So I did a quick test. I wrote 75.000 objects to a BlueStore device:

root@alpha:~# ceph daemon osd.0 perf dump|jq '.bluestore.bluestore_onodes'
75085
root@alpha:~# 

I then saw the RocksDB database was 450MB in size:

root@alpha:~# ceph daemon osd.0 perf dump|jq '.bluefs.db_used_bytes'
459276288
root@alpha:~#

459276288 / 75085 = 6116

So about 6kb of RocksDB data per object.

Let's say I want to store 1M objects in a single OSD I would need ~6GB of DB 
space.

Is this a safe assumption? Do you think that 6kb is normal? Low? High?

There aren't many of these numbers out there for BlueStore right now so I'm 
trying to gather some numbers.

Wido

> Mark
> 
> >
> > Dietmar
> >
> > On 09/25/2017 05:10 PM, David Turner wrote:
> >> db/wal partitions are per OSD.  DB partitions need to be made as big as
> >> you need them.  If they run out of space, they will fall back to the
> >> block device.  If the DB and block are on the same device, then there's
> >> no reason to partition them and figure out the best size.  If they are
> >> on separate devices, then you need to make it as big as you need to to
> >> ensure that it won't spill over (or if it does that you're ok with the
> >> degraded performance while the db partition is full).  I haven't come
> >> across an equation to judge what size should be used for either
> >> partition yet.
> >>
> >> On Mon, Sep 25, 2017 at 10:53 AM Dietmar Rieder
> >> > wrote:
> >>
> >> On 09/25/2017 02:59 PM, Mark Nelson wrote:
> >> > On 09/25/2017 03:31 AM, TYLin wrote:
> >> >> Hi,
> >> >>
> >> >> To my understand, the bluestore write workflow is
> >> >>
> >> >> For normal big write
> >> >> 1. Write data to block
> >> >> 2. Update metadata to rocksdb
> >> >> 3. Rocksdb write to memory and block.wal
> >> >> 4. Once reach threshold, flush entries in block.wal to block.db
> >> >>
> >> >> For overwrite and small write
> >> >> 1. Write data and metadata to rocksdb
> >> >> 2. Apply the data to block
> >> >>
> >> >> Seems we don’t have a formula or suggestion to the size of block.db.
____________
## The tasks
**a.** In the records, change "noise-blob" to "noise-patch" in the lines between the one holding "spec-x-tick-label: -200 xyxy=(37,274,57,285)" and the one holding "noise-blob xyxy=(129,197,134,205)", inclusive. Output only those lines, with everything else left as is.
**b.** Write what comes next in the BlueStore DB sizing thread, picking up after its last line.
The BlueStore thread and the records have no connection to each other.
____________
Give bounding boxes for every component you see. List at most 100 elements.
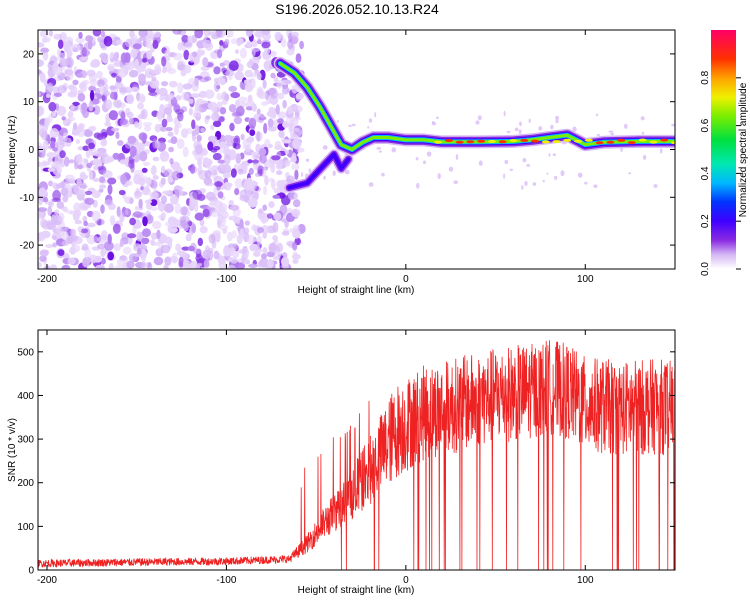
spec-x-tick-label: -200 xyxy=(37,274,57,285)
noise-blob xyxy=(61,264,71,269)
noise-blob xyxy=(136,231,142,242)
noise-blob xyxy=(216,101,223,109)
noise-blob xyxy=(75,139,80,144)
noise-blob xyxy=(217,159,226,164)
noise-blob xyxy=(294,105,303,113)
noise-blob xyxy=(145,177,152,186)
noise-blob xyxy=(129,197,134,205)
noise-blob xyxy=(247,60,254,68)
noise-blob xyxy=(171,170,180,181)
noise-blob xyxy=(89,149,94,156)
noise-blob xyxy=(267,258,274,268)
noise-blob xyxy=(81,80,90,85)
noise-blob xyxy=(211,112,220,122)
noise-blob xyxy=(81,243,89,251)
noise-blob xyxy=(61,116,66,121)
noise-blob xyxy=(65,209,74,214)
noise-blob xyxy=(292,251,298,257)
noise-blob xyxy=(223,154,231,165)
noise-blob xyxy=(219,107,227,115)
noise-blob xyxy=(203,259,210,268)
noise-blob xyxy=(235,153,242,165)
noise-blob xyxy=(160,177,166,185)
noise-blob xyxy=(65,174,75,182)
noise-blob xyxy=(269,87,278,99)
noise-blob xyxy=(55,182,66,189)
noise-blob xyxy=(238,38,244,45)
noise-blob xyxy=(217,49,223,59)
snr-frame xyxy=(37,329,676,571)
colorbar: 0.0 0.2 0.4 0.6 0.8 Normalized spectral ampl… xyxy=(700,30,749,276)
noise-speck xyxy=(521,185,524,190)
noise-blob xyxy=(259,113,265,119)
noise-blob xyxy=(277,118,284,124)
noise-blob xyxy=(38,207,48,212)
noise-blob xyxy=(152,40,159,49)
noise-blob xyxy=(216,77,224,82)
noise-blob xyxy=(42,161,51,166)
noise-blob xyxy=(248,117,257,129)
noise-blob xyxy=(143,185,150,193)
noise-blob xyxy=(291,162,300,171)
noise-blob xyxy=(84,190,93,196)
noise-blob xyxy=(217,191,224,199)
noise-blob xyxy=(279,204,288,216)
signal-hotspot xyxy=(509,139,518,142)
noise-blob xyxy=(293,116,301,121)
noise-blob xyxy=(159,95,165,101)
noise-blob xyxy=(161,81,169,87)
spectrogram-y-label: Frequency (Hz) xyxy=(7,116,18,185)
noise-blob xyxy=(245,30,253,37)
noise-blob xyxy=(68,234,79,242)
noise-blob xyxy=(229,204,240,211)
noise-blob xyxy=(38,105,45,116)
noise-blob xyxy=(267,118,274,128)
noise-blob xyxy=(82,257,90,268)
noise-blob xyxy=(175,109,185,115)
noise-blob xyxy=(239,219,244,229)
colorbar-tick-label: 0.8 xyxy=(700,70,711,84)
signal-hotspot xyxy=(595,141,604,145)
noise-blob xyxy=(151,76,157,82)
noise-speck xyxy=(542,179,545,183)
noise-blob xyxy=(83,129,93,137)
noise-blob xyxy=(216,92,222,101)
noise-speck xyxy=(391,147,397,153)
noise-blob xyxy=(190,93,201,98)
noise-blob xyxy=(194,30,204,39)
noise-blob xyxy=(275,104,280,115)
noise-speck xyxy=(431,121,437,126)
noise-blob xyxy=(295,92,304,100)
noise-blob xyxy=(202,249,211,259)
noise-blob xyxy=(191,34,197,44)
noise-blob xyxy=(135,221,142,229)
noise-blob xyxy=(88,85,96,92)
noise-blob xyxy=(75,73,84,78)
noise-blob xyxy=(154,123,161,133)
noise-blob xyxy=(38,161,42,167)
noise-blob xyxy=(170,136,178,145)
noise-blob xyxy=(52,164,59,176)
noise-speck xyxy=(550,124,554,130)
noise-blob xyxy=(94,88,101,94)
noise-blob xyxy=(133,173,142,185)
noise-blob xyxy=(182,146,189,158)
noise-blob xyxy=(102,170,113,179)
noise-blob xyxy=(115,39,123,45)
noise-blob xyxy=(67,110,74,118)
noise-blob xyxy=(204,76,212,81)
noise-blob xyxy=(296,147,305,153)
noise-blob xyxy=(134,121,139,128)
noise-blob xyxy=(47,167,56,172)
noise-speck xyxy=(337,120,339,123)
noise-blob xyxy=(88,171,93,181)
noise-blob xyxy=(89,90,95,101)
noise-blob xyxy=(38,42,45,48)
colorbar-tick-label: 0.4 xyxy=(700,166,711,180)
noise-blob xyxy=(50,214,57,226)
noise-blob xyxy=(194,124,200,136)
noise-blob xyxy=(225,181,230,187)
noise-blob xyxy=(268,201,275,208)
noise-blob xyxy=(258,148,267,156)
noise-blob xyxy=(243,79,248,84)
____________
## Answers for this exercise
**a.**
spec-x-tick-label: -200 xyxy=(37,274,57,285)
noise-patch xyxy=(61,264,71,269)
noise-patch xyxy=(136,231,142,242)
noise-patch xyxy=(216,101,223,109)
noise-patch xyxy=(75,139,80,144)
noise-patch xyxy=(217,159,226,164)
noise-patch xyxy=(294,105,303,113)
noise-patch xyxy=(145,177,152,186)
noise-patch xyxy=(129,197,134,205)

**b.**
> >> >> It depends on the object size and number of objects in your pool. 
> >> You
> >> >> can just give big partition to block.db to ensure all the database
> >> >> files are on that fast partition. If block.db full, it will use 
> >> block
> >> >> to put db files, however, this will slow down the db performance. So
> >> >> give db size as much as you can.
> >> >
> >> > This is basically correct.  What's more, it's not just the object
> >> size,
> >> > but the number of extents, checksums, RGW bucket indices, and
> >> > potentially other random stuff.  I'm skeptical how well we can
> >> estimate
> >> > all of this in the long run.  I wonder if we would be better served 
> >> by
> >> > just focusing on making it easy to understand how the DB device is
> >> being
> >> > used, how much is spilling over to the block device, and make it
> >> easy to
> >> > upgrade to a new device once it gets full.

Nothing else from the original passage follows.